=== Brief ===
Convert every line of the data below into a Markdown table with the columns "Row" and "Entry". Put a running row number in "Row" and the full line in "Entry", and skip any blank lines.

=== Source data ===
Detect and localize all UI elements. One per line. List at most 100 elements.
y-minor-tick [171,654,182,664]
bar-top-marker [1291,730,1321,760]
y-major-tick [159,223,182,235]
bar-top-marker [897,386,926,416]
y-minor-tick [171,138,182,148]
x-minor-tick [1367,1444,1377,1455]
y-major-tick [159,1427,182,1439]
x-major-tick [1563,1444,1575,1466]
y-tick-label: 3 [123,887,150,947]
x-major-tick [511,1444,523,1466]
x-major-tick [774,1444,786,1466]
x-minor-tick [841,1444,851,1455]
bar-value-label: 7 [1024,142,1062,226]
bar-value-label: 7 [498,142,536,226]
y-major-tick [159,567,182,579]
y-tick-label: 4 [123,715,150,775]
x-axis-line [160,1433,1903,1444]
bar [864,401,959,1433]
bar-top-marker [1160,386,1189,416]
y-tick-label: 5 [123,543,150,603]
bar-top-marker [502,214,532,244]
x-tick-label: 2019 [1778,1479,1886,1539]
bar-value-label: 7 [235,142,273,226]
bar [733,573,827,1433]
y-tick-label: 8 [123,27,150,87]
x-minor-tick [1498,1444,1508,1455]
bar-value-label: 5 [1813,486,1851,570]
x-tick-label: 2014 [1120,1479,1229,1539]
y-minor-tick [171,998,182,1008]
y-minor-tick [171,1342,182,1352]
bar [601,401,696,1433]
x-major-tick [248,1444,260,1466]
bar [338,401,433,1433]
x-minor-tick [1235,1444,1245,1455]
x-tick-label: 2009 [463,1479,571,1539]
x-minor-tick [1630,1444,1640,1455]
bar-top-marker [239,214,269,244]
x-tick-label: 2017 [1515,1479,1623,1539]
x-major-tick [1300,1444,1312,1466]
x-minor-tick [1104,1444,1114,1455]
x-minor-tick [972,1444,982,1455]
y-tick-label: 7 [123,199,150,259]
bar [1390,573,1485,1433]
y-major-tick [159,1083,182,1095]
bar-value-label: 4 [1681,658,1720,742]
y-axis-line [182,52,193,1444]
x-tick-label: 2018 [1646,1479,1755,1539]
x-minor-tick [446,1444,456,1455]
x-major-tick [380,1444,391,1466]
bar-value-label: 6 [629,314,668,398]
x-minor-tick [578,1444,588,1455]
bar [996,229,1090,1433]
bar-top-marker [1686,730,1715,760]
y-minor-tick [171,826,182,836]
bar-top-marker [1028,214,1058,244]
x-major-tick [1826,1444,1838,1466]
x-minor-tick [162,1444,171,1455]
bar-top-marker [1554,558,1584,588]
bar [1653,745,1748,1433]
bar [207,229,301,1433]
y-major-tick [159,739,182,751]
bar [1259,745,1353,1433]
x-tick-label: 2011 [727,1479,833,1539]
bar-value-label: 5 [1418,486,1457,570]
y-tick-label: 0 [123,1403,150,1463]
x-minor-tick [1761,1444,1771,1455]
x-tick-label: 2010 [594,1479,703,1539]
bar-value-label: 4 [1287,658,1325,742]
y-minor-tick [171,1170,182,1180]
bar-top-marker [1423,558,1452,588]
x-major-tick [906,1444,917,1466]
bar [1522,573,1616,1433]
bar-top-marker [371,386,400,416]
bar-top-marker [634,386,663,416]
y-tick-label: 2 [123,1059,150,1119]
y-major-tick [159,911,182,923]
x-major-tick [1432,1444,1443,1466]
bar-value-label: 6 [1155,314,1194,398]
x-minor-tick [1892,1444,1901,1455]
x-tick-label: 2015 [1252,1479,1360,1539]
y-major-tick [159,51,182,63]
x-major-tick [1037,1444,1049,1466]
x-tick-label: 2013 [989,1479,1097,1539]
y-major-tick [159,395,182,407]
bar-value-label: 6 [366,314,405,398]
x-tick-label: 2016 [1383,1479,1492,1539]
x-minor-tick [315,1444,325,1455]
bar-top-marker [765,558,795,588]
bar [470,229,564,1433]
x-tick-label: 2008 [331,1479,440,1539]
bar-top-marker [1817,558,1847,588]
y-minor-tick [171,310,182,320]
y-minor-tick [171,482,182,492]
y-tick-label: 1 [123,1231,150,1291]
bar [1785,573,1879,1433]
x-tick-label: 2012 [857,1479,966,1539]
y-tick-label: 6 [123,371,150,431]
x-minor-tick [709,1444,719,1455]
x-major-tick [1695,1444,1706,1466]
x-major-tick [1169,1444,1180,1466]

=== Written answer ===
| Row | Entry |
|---|---|
| 1 | Detect and localize all UI elements. One per line. List at most 100 elements. |
| 2 | y-minor-tick [171,654,182,664] |
| 3 | bar-top-marker [1291,730,1321,760] |
| 4 | y-major-tick [159,223,182,235] |
| 5 | bar-top-marker [897,386,926,416] |
| 6 | y-minor-tick [171,138,182,148] |
| 7 | x-minor-tick [1367,1444,1377,1455] |
| 8 | y-major-tick [159,1427,182,1439] |
| 9 | x-major-tick [1563,1444,1575,1466] |
| 10 | y-tick-label: 3 [123,887,150,947] |
| 11 | x-major-tick [511,1444,523,1466] |
| 12 | x-major-tick [774,1444,786,1466] |
| 13 | x-minor-tick [841,1444,851,1455] |
| 14 | bar-value-label: 7 [1024,142,1062,226] |
| 15 | bar-value-label: 7 [498,142,536,226] |
| 16 | y-major-tick [159,567,182,579] |
| 17 | y-tick-label: 4 [123,715,150,775] |
| 18 | x-axis-line [160,1433,1903,1444] |
| 19 | bar [864,401,959,1433] |
| 20 | bar-top-marker [1160,386,1189,416] |
| 21 | y-tick-label: 5 [123,543,150,603] |
| 22 | bar-top-marker [502,214,532,244] |
| 23 | x-tick-label: 2019 [1778,1479,1886,1539] |
| 24 | bar-value-label: 7 [235,142,273,226] |
| 25 | bar [733,573,827,1433] |
| 26 | y-tick-label: 8 [123,27,150,87] |
| 27 | x-minor-tick [1498,1444,1508,1455] |
| 28 | bar-value-label: 5 [1813,486,1851,570] |
| 29 | x-tick-label: 2014 [1120,1479,1229,1539] |
| 30 | y-minor-tick [171,998,182,1008] |
| 31 | y-minor-tick [171,1342,182,1352] |
| 32 | bar [601,401,696,1433] |
| 33 | x-major-tick [248,1444,260,1466] |
| 34 | bar [338,401,433,1433] |
| 35 | x-minor-tick [1235,1444,1245,1455] |
| 36 | x-tick-label: 2009 [463,1479,571,1539] |
| 37 | x-minor-tick [1630,1444,1640,1455] |
| 38 | bar-top-marker [239,214,269,244] |
| 39 | x-tick-label: 2017 [1515,1479,1623,1539] |
| 40 | x-major-tick [1300,1444,1312,1466] |
| 41 | x-minor-tick [1104,1444,1114,1455] |
| 42 | x-minor-tick [972,1444,982,1455] |
| 43 | y-tick-label: 7 [123,199,150,259] |
| 44 | bar [1390,573,1485,1433] |
| 45 | y-major-tick [159,1083,182,1095] |
| 46 | bar-value-label: 4 [1681,658,1720,742] |
| 47 | y-axis-line [182,52,193,1444] |
| 48 | x-tick-label: 2018 [1646,1479,1755,1539] |
| 49 | x-minor-tick [446,1444,456,1455] |
| 50 | x-major-tick [380,1444,391,1466] |
| 51 | bar-value-label: 6 [629,314,668,398] |
| 52 | x-minor-tick [578,1444,588,1455] |
| 53 | bar [996,229,1090,1433] |
| 54 | bar-top-marker [1686,730,1715,760] |
| 55 | y-minor-tick [171,826,182,836] |
| 56 | bar-top-marker [1028,214,1058,244] |
| 57 | x-major-tick [1826,1444,1838,1466] |
| 58 | x-minor-tick [162,1444,171,1455] |
| 59 | bar-top-marker [1554,558,1584,588] |
| 60 | bar [1653,745,1748,1433] |
| 61 | bar [207,229,301,1433] |
| 62 | y-major-tick [159,739,182,751] |
| 63 | bar [1259,745,1353,1433] |
| 64 | x-tick-label: 2011 [727,1479,833,1539] |
| 65 | bar-value-label: 5 [1418,486,1457,570] |
| 66 | y-tick-label: 0 [123,1403,150,1463] |
| 67 | x-minor-tick [1761,1444,1771,1455] |
| 68 | x-tick-label: 2010 [594,1479,703,1539] |
| 69 | bar-value-label: 4 [1287,658,1325,742] |
| 70 | y-minor-tick [171,1170,182,1180] |
| 71 | bar-top-marker [1423,558,1452,588] |
| 72 | x-major-tick [906,1444,917,1466] |
| 73 | bar [1522,573,1616,1433] |
| 74 | bar-top-marker [371,386,400,416] |
| 75 | bar-top-marker [634,386,663,416] |
| 76 | y-tick-label: 2 [123,1059,150,1119] |
| 77 | y-major-tick [159,911,182,923] |
| 78 | x-major-tick [1432,1444,1443,1466] |
| 79 | bar-value-label: 6 [1155,314,1194,398] |
| 80 | x-minor-tick [1892,1444,1901,1455] |
| 81 | x-tick-label: 2015 [1252,1479,1360,1539] |
| 82 | y-major-tick [159,51,182,63] |
| 83 | x-major-tick [1037,1444,1049,1466] |
| 84 | x-tick-label: 2013 [989,1479,1097,1539] |
| 85 | y-major-tick [159,395,182,407] |
| 86 | bar-value-label: 6 [366,314,405,398] |
| 87 | x-tick-label: 2016 [1383,1479,1492,1539] |
| 88 | x-minor-tick [315,1444,325,1455] |
| 89 | bar-top-marker [765,558,795,588] |
| 90 | bar [470,229,564,1433] |
| 91 | x-tick-label: 2008 [331,1479,440,1539] |
| 92 | bar-top-marker [1817,558,1847,588] |
| 93 | y-minor-tick [171,310,182,320] |
| 94 | y-minor-tick [171,482,182,492] |
| 95 | y-tick-label: 1 [123,1231,150,1291] |
| 96 | bar [1785,573,1879,1433] |
| 97 | x-tick-label: 2012 [857,1479,966,1539] |
| 98 | y-tick-label: 6 [123,371,150,431] |
| 99 | x-minor-tick [709,1444,719,1455] |
| 100 | x-major-tick [1695,1444,1706,1466] |
| 101 | x-major-tick [1169,1444,1180,1466] |